··· Items ···
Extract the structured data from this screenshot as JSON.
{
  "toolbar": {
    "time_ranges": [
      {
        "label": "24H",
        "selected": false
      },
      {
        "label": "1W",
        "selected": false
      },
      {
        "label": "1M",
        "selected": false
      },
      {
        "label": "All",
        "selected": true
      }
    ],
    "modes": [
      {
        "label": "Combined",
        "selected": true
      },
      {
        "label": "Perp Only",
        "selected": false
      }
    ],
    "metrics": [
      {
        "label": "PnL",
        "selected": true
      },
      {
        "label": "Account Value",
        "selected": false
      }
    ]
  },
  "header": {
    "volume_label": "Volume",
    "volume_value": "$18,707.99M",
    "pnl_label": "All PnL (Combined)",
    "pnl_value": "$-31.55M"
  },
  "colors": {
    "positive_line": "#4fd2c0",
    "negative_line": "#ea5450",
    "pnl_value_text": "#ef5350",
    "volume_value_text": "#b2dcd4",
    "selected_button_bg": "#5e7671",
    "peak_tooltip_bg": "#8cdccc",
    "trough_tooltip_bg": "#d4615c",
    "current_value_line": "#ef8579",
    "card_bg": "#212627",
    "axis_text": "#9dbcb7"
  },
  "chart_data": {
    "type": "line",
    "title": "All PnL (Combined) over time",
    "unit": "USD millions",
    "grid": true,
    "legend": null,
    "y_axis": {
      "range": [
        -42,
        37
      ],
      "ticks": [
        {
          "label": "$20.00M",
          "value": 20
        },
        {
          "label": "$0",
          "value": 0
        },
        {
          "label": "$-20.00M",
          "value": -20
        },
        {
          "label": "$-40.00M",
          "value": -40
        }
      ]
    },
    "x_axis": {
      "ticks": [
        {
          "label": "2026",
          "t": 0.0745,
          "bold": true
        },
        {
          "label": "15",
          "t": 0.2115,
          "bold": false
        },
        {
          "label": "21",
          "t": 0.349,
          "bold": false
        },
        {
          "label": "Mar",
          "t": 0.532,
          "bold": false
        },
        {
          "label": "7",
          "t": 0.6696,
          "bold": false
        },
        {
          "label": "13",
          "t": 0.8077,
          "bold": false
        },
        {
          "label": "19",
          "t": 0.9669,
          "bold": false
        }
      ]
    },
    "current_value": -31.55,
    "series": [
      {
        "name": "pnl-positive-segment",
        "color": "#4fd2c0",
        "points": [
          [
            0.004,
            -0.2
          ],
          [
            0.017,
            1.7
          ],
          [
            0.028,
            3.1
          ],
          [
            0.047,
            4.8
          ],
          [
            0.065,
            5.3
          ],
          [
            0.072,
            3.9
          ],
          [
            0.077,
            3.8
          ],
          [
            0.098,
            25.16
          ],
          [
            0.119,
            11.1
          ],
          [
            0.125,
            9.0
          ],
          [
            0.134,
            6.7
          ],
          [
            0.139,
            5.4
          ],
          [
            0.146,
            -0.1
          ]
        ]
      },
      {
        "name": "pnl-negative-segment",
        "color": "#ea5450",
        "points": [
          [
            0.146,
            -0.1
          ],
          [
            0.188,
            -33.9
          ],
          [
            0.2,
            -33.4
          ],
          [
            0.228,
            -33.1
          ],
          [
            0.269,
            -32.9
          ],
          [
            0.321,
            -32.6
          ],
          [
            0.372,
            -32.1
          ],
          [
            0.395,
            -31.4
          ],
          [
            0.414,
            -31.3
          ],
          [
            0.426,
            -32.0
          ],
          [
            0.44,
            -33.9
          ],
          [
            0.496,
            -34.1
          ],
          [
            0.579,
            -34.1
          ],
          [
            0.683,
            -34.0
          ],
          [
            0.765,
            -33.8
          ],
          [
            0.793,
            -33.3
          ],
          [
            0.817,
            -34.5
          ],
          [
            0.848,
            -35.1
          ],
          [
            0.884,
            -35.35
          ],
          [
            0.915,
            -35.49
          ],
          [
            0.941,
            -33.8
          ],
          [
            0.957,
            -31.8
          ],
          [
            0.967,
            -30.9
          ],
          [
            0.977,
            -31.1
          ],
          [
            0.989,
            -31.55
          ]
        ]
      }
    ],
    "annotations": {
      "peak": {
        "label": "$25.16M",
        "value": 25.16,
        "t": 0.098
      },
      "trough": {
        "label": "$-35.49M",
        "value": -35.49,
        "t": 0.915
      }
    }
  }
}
···
**Work to do**
Transcribe every record above exactly as it appears.

**Solution to the problem**
Extract the structured data from this screenshot as JSON.
{
  "toolbar": {
    "time_ranges": [
      {
        "label": "24H",
        "selected": false
      },
      {
        "label": "1W",
        "selected": false
      },
      {
        "label": "1M",
        "selected": false
      },
      {
        "label": "All",
        "selected": true
      }
    ],
    "modes": [
      {
        "label": "Combined",
        "selected": true
      },
      {
        "label": "Perp Only",
        "selected": false
      }
    ],
    "metrics": [
      {
        "label": "PnL",
        "selected": true
      },
      {
        "label": "Account Value",
        "selected": false
      }
    ]
  },
  "header": {
    "volume_label": "Volume",
    "volume_value": "$18,707.99M",
    "pnl_label": "All PnL (Combined)",
    "pnl_value": "$-31.55M"
  },
  "colors": {
    "positive_line": "#4fd2c0",
    "negative_line": "#ea5450",
    "pnl_value_text": "#ef5350",
    "volume_value_text": "#b2dcd4",
    "selected_button_bg": "#5e7671",
    "peak_tooltip_bg": "#8cdccc",
    "trough_tooltip_bg": "#d4615c",
    "current_value_line": "#ef8579",
    "card_bg": "#212627",
    "axis_text": "#9dbcb7"
  },
  "chart_data": {
    "type": "line",
    "title": "All PnL (Combined) over time",
    "unit": "USD millions",
    "grid": true,
    "legend": null,
    "y_axis": {
      "range": [
        -42,
        37
      ],
      "ticks": [
        {
          "label": "$20.00M",
          "value": 20
        },
        {
          "label": "$0",
          "value": 0
        },
        {
          "label": "$-20.00M",
          "value": -20
        },
        {
          "label": "$-40.00M",
          "value": -40
        }
      ]
    },
    "x_axis": {
      "ticks": [
        {
          "label": "2026",
          "t": 0.0745,
          "bold": true
        },
        {
          "label": "15",
          "t": 0.2115,
          "bold": false
        },
        {
          "label": "21",
          "t": 0.349,
          "bold": false
        },
        {
          "label": "Mar",
          "t": 0.532,
          "bold": false
        },
        {
          "label": "7",
          "t": 0.6696,
          "bold": false
        },
        {
          "label": "13",
          "t": 0.8077,
          "bold": false
        },
        {
          "label": "19",
          "t": 0.9669,
          "bold": false
        }
      ]
    },
    "current_value": -31.55,
    "series": [
      {
        "name": "pnl-positive-segment",
        "color": "#4fd2c0",
        "points": [
          [
            0.004,
            -0.2
          ],
          [
            0.017,
            1.7
          ],
          [
            0.028,
            3.1
          ],
          [
            0.047,
            4.8
          ],
          [
            0.065,
            5.3
          ],
          [
            0.072,
            3.9
          ],
          [
            0.077,
            3.8
          ],
          [
            0.098,
            25.16
          ],
          [
            0.119,
            11.1
          ],
          [
            0.125,
            9.0
          ],
          [
            0.134,
            6.7
          ],
          [
            0.139,
            5.4
          ],
          [
            0.146,
            -0.1
          ]
        ]
      },
      {
        "name": "pnl-negative-segment",
        "color": "#ea5450",
        "points": [
          [
            0.146,
            -0.1
          ],
          [
            0.188,
            -33.9
          ],
          [
            0.2,
            -33.4
          ],
          [
            0.228,
            -33.1
          ],
          [
            0.269,
            -32.9
          ],
          [
            0.321,
            -32.6
          ],
          [
            0.372,
            -32.1
          ],
          [
            0.395,
            -31.4
          ],
          [
            0.414,
            -31.3
          ],
          [
            0.426,
            -32.0
          ],
          [
            0.44,
            -33.9
          ],
          [
            0.496,
            -34.1
          ],
          [
            0.579,
            -34.1
          ],
          [
            0.683,
            -34.0
          ],
          [
            0.765,
            -33.8
          ],
          [
            0.793,
            -33.3
          ],
          [
            0.817,
            -34.5
          ],
          [
            0.848,
            -35.1
          ],
          [
            0.884,
            -35.35
          ],
          [
            0.915,
            -35.49
          ],
          [
            0.941,
            -33.8
          ],
          [
            0.957,
            -31.8
          ],
          [
            0.967,
            -30.9
          ],
          [
            0.977,
            -31.1
          ],
          [
            0.989,
            -31.55
          ]
        ]
      }
    ],
    "annotations": {
      "peak": {
        "label": "$25.16M",
        "value": 25.16,
        "t": 0.098
      },
      "trough": {
        "label": "$-35.49M",
        "value": -35.49,
        "t": 0.915
      }
    }
  }
}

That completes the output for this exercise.